- LISTING

────────────────────

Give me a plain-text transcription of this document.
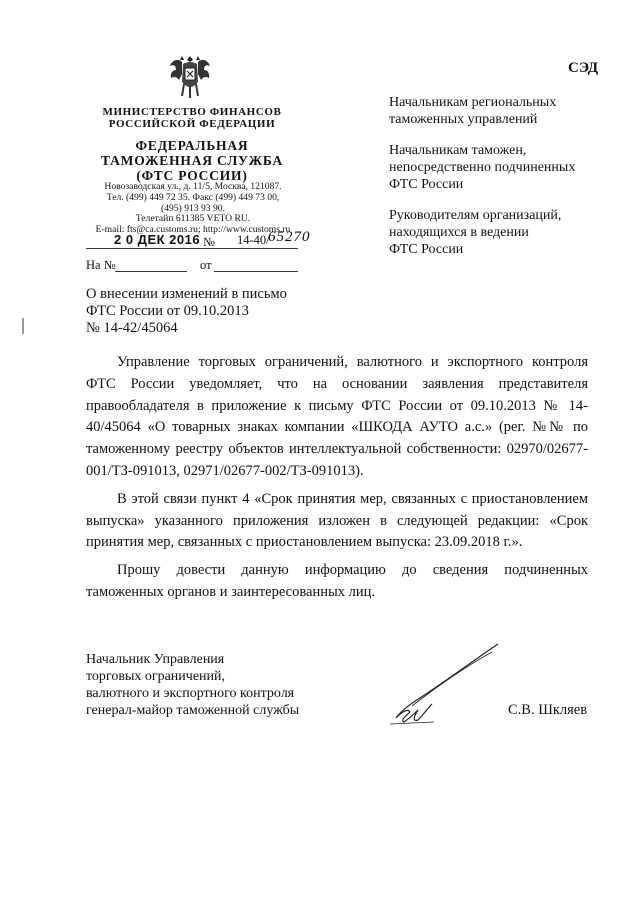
СЭД
МИНИСТЕРСТВО ФИНАНСОВ
РОССИЙСКОЙ ФЕДЕРАЦИИ
ФЕДЕРАЛЬНАЯ
ТАМОЖЕННАЯ СЛУЖБА
(ФТС РОССИИ)
Новозаводская ул., д. 11/5, Москва, 121087.
Тел. (499) 449 72 35. Факс (499) 449 73 00,
(495) 913 93 90.
Телетайп 611385 VETO RU.
E-mail: fts@ca.customs.ru; http://www.customs.ru
2 0 ДЕК 2016 № 14-40/
65270
На №	от
Начальникам региональных
таможенных управлений
Начальникам таможен,
непосредственно подчиненных
ФТС России
Руководителям организаций,
находящихся в ведении
ФТС России
О внесении изменений в письмо
ФТС России от 09.10.2013
№ 14-42/45064

Управление торговых ограничений, валютного и экспортного контроля ФТС России уведомляет, что на основании заявления представителя правообладателя в приложение к письму ФТС России от 09.10.2013 № 14-40/45064 «О товарных знаках компании «ШКОДА АУТО а.с.» (рег. №№ по таможенному реестру объектов интеллектуальной собственности: 02970/02677-001/ТЗ-091013, 02971/02677-002/ТЗ-091013).

В этой связи пункт 4 «Срок принятия мер, связанных с приостановлением выпуска» указанного приложения изложен в следующей редакции: «Срок принятия мер, связанных с приостановлением выпуска: 23.09.2018 г.».

Прошу довести данную информацию до сведения подчиненных таможенных органов и заинтересованных лиц.

Начальник Управления
торговых ограничений,
валютного и экспортного контроля
генерал-майор таможенной службы	С.В. Шкляев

────────────────────

- WHAT YOU HAVE TO DO
Without including the pictures, reproduce all entries exactly.

- THE RESPONSE
Give me a plain-text transcription of this document.
СЭД
МИНИСТЕРСТВО ФИНАНСОВ
РОССИЙСКОЙ ФЕДЕРАЦИИ
ФЕДЕРАЛЬНАЯ
ТАМОЖЕННАЯ СЛУЖБА
(ФТС РОССИИ)
Новозаводская ул., д. 11/5, Москва, 121087.
Тел. (499) 449 72 35. Факс (499) 449 73 00,
(495) 913 93 90.
Телетайп 611385 VETO RU.
E-mail: fts@ca.customs.ru; http://www.customs.ru
2 0 ДЕК 2016 № 14-40/
65270
На №	от
Начальникам региональных
таможенных управлений
Начальникам таможен,
непосредственно подчиненных
ФТС России
Руководителям организаций,
находящихся в ведении
ФТС России
О внесении изменений в письмо
ФТС России от 09.10.2013
№ 14-42/45064

Управление торговых ограничений, валютного и экспортного контроля ФТС России уведомляет, что на основании заявления представителя правообладателя в приложение к письму ФТС России от 09.10.2013 № 14-40/45064 «О товарных знаках компании «ШКОДА АУТО а.с.» (рег. №№ по таможенному реестру объектов интеллектуальной собственности: 02970/02677-001/ТЗ-091013, 02971/02677-002/ТЗ-091013).

В этой связи пункт 4 «Срок принятия мер, связанных с приостановлением выпуска» указанного приложения изложен в следующей редакции: «Срок принятия мер, связанных с приостановлением выпуска: 23.09.2018 г.».

Прошу довести данную информацию до сведения подчиненных таможенных органов и заинтересованных лиц.

Начальник Управления
торговых ограничений,
валютного и экспортного контроля
генерал-майор таможенной службы	С.В. Шкляев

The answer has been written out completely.